WHAT THE TASK REQUIRES:
Reproduce every entry below precisely; do not include the pictures.

SUPPLIED ENTRIES:
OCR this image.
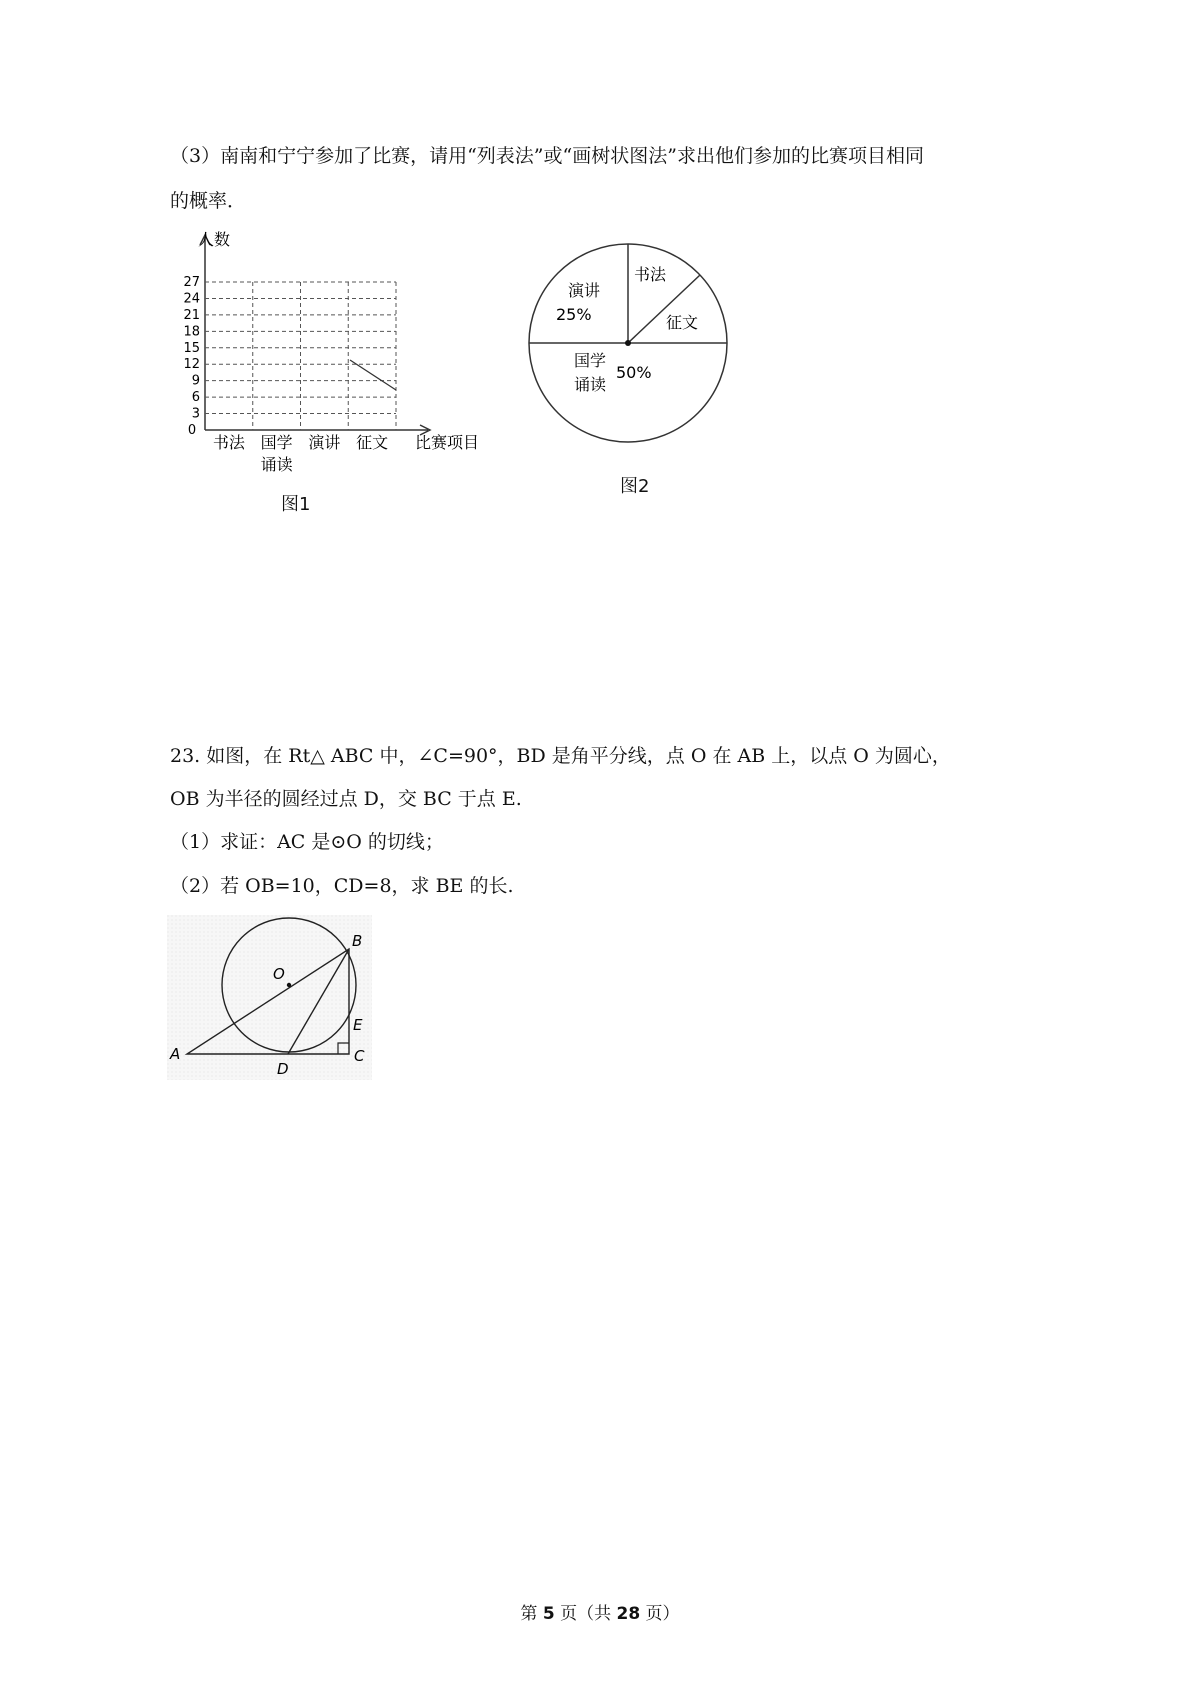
（3）南南和宁宁参加了比赛，请用“列表法”或“画树状图法”求出他们参加的比赛项目相同
的概率．
3
6
9
12
15
18
21
24
27
人数
0
比赛项目
书法 国学
诵读
演讲 征文
图1
演讲
25%
书法
征文
国学
诵读
50%
图2
23. 如图，在 Rt△ ABC 中，∠C=90°，BD 是角平分线，点 O 在 AB 上，以点 O 为圆心，
OB 为半径的圆经过点 D，交 BC 于点 E.
（1）求证：AC 是⊙O 的切线；
（2）若 OB=10，CD=8，求 BE 的长.
O
B
E
C
A
D
第 5 页（共 28 页）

WRITTEN ANSWER:
OCR this image.
（3）南南和宁宁参加了比赛，请用“列表法”或“画树状图法”求出他们参加的比赛项目相同
的概率．
3
6
9
12
15
18
21
24
27
人数
0
比赛项目
书法 国学
诵读
演讲 征文
图1
演讲
25%
书法
征文
国学
诵读
50%
图2
23. 如图，在 Rt△ ABC 中，∠C=90°，BD 是角平分线，点 O 在 AB 上，以点 O 为圆心，
OB 为半径的圆经过点 D，交 BC 于点 E.
（1）求证：AC 是⊙O 的切线；
（2）若 OB=10，CD=8，求 BE 的长.
O
B
E
C
A
D
第 5 页（共 28 页）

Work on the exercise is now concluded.